:: Raw data ::
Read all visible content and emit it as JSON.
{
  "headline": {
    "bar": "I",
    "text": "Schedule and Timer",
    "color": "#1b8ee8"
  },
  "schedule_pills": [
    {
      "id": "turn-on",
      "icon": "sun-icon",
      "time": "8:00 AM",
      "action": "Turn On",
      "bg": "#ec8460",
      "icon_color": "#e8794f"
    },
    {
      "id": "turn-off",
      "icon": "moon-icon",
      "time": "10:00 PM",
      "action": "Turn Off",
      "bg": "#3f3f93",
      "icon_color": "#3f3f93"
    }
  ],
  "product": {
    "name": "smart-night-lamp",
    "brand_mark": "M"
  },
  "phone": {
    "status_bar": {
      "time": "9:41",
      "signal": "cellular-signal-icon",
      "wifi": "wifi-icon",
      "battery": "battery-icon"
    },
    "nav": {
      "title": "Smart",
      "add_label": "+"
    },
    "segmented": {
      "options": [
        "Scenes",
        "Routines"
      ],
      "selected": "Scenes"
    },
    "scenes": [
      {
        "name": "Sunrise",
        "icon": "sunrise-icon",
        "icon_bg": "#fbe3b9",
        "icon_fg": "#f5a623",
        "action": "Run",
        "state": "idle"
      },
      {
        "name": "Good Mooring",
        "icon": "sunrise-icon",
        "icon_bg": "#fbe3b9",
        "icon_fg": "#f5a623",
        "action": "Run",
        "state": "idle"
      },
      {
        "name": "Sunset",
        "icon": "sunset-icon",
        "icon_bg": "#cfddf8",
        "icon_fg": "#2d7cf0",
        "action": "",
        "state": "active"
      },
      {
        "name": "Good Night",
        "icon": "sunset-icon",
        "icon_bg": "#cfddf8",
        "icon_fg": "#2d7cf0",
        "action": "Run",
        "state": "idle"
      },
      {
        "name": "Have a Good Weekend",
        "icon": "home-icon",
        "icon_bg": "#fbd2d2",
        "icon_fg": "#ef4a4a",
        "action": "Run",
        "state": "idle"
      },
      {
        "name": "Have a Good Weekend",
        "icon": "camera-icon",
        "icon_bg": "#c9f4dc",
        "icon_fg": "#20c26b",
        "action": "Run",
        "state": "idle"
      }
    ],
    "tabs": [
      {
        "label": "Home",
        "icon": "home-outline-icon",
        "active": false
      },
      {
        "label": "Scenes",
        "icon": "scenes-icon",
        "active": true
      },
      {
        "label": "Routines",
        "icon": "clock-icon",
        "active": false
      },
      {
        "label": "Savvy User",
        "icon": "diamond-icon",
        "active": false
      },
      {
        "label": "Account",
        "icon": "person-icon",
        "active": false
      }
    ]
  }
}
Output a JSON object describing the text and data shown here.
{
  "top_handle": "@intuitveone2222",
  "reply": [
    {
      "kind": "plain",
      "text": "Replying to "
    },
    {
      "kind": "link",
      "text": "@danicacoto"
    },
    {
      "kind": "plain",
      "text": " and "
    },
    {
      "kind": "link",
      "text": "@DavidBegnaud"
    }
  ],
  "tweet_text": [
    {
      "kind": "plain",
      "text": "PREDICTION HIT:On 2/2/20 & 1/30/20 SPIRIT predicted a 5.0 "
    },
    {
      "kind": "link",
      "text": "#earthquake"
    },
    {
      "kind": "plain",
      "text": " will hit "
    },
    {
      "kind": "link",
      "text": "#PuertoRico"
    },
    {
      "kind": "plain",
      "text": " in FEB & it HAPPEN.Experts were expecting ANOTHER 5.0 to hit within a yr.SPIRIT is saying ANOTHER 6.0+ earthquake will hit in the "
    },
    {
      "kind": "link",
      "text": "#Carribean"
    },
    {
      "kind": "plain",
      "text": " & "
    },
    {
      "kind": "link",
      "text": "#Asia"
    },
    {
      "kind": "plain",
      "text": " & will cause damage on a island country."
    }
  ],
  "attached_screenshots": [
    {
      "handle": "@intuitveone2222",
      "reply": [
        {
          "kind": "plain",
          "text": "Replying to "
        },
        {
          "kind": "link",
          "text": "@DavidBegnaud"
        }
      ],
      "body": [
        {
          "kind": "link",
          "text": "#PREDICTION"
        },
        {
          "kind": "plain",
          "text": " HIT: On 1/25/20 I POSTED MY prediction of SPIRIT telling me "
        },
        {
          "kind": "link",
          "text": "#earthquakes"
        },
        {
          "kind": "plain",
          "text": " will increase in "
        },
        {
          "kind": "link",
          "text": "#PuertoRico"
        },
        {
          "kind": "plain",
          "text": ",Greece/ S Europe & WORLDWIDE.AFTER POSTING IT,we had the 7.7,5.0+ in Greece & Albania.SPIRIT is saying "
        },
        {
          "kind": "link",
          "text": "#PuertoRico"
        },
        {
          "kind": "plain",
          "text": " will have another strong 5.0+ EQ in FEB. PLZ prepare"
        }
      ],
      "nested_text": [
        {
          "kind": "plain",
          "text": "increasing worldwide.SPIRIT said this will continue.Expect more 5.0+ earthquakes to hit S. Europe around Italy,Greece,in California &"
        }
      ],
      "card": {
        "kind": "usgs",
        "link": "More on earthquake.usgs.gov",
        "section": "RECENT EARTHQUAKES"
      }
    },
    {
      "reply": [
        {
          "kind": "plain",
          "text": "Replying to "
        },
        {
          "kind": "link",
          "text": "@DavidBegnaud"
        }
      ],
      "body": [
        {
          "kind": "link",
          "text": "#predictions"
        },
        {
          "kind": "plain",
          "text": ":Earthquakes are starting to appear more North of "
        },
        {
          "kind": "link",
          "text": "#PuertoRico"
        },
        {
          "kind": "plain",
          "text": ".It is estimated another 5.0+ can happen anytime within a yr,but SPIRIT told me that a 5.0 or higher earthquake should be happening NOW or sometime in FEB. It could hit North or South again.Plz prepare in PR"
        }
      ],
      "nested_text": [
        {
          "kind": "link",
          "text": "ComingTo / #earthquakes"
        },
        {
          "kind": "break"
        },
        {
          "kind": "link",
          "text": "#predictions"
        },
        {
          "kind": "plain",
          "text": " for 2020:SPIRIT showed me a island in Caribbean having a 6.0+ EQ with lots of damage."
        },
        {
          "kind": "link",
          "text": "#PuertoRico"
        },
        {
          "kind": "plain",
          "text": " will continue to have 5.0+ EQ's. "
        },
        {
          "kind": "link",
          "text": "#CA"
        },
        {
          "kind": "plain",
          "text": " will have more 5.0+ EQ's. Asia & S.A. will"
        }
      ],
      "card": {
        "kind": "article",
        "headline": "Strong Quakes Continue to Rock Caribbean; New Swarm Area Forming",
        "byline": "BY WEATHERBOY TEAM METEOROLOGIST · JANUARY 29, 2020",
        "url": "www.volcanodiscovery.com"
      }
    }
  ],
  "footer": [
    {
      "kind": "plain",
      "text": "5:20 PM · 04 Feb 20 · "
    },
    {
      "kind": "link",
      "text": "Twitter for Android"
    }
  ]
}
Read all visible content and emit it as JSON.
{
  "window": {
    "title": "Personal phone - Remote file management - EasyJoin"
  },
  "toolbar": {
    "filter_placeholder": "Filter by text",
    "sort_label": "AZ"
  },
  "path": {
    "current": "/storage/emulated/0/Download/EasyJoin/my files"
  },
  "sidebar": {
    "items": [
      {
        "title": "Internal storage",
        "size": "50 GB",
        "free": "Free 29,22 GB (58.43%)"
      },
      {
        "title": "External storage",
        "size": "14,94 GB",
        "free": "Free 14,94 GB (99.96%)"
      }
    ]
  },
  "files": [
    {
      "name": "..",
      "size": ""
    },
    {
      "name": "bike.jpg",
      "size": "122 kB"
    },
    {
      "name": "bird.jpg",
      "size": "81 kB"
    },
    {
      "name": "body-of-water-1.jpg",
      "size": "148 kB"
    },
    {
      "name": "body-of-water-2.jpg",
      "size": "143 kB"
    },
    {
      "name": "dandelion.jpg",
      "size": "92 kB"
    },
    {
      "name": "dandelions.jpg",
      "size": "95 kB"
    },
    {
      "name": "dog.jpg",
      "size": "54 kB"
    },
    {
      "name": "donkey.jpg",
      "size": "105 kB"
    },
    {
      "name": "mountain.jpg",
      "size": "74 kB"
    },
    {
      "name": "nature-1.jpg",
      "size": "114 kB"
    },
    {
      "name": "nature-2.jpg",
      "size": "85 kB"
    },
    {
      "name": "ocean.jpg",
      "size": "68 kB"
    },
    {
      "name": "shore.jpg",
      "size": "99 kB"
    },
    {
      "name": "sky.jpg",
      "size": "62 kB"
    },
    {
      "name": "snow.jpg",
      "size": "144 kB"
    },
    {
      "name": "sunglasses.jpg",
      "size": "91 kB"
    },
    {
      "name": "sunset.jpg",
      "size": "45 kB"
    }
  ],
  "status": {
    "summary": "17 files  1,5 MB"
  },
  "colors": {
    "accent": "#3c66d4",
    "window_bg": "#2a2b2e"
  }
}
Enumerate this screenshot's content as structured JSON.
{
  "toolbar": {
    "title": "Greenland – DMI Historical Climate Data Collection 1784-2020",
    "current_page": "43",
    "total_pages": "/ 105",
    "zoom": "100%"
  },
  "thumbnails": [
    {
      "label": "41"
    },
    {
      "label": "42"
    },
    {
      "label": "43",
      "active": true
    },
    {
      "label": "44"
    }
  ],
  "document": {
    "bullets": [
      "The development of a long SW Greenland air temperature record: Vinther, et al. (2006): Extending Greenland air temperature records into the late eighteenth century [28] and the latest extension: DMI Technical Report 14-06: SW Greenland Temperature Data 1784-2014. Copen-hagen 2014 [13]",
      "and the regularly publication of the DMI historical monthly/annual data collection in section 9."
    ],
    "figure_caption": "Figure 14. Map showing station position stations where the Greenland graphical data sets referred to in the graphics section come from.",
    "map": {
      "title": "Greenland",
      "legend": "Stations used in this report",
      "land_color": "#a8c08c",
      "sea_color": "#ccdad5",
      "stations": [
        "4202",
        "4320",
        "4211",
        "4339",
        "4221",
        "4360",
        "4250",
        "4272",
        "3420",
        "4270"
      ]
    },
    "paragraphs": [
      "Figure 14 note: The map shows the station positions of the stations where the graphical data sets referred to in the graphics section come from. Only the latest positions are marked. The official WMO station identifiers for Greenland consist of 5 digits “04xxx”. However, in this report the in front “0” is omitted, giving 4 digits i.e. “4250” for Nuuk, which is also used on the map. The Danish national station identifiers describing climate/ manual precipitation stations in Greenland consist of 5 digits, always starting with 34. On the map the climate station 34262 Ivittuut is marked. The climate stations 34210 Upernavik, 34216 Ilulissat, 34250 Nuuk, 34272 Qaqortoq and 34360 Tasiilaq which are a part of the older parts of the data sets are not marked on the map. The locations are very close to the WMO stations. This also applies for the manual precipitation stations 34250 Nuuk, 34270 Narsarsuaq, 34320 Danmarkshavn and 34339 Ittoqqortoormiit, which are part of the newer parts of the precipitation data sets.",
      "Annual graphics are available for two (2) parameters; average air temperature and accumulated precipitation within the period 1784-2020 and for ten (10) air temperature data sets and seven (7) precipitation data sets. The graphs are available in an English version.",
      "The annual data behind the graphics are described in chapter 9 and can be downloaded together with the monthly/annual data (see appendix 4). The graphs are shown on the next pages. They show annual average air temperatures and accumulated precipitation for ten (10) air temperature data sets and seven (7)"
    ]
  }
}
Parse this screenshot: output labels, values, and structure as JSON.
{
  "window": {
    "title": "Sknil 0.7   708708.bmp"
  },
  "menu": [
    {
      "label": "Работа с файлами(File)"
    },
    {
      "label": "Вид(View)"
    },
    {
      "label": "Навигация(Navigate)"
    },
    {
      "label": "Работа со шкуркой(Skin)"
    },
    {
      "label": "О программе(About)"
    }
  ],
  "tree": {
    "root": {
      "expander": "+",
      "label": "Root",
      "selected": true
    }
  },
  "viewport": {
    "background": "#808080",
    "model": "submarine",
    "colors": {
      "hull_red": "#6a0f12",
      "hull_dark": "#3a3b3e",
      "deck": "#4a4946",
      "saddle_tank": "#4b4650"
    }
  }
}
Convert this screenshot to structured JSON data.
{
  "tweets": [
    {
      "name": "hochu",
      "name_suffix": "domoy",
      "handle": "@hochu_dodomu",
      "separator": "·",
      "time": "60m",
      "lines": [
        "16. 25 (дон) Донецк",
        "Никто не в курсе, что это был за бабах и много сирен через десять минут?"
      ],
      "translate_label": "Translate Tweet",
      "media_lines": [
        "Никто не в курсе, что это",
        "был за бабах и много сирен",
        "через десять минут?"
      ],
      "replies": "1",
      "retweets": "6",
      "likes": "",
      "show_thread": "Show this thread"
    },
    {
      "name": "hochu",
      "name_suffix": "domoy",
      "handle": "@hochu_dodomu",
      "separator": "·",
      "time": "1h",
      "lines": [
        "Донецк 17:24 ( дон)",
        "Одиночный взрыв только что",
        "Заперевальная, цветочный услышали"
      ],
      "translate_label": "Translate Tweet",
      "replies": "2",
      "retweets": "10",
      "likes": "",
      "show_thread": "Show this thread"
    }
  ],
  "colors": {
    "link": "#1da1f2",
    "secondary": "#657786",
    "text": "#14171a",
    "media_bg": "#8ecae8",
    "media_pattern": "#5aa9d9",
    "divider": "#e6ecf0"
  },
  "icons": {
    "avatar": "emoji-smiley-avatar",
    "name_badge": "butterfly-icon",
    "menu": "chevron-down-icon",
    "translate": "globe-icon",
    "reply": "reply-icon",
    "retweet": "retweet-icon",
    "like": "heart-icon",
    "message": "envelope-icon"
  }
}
:::
Go through the records above, find every line with the word "сирен", and list those lines.

        "Никто не в курсе, что это был за бабах и много сирен через десять минут?"
        "был за бабах и много сирен",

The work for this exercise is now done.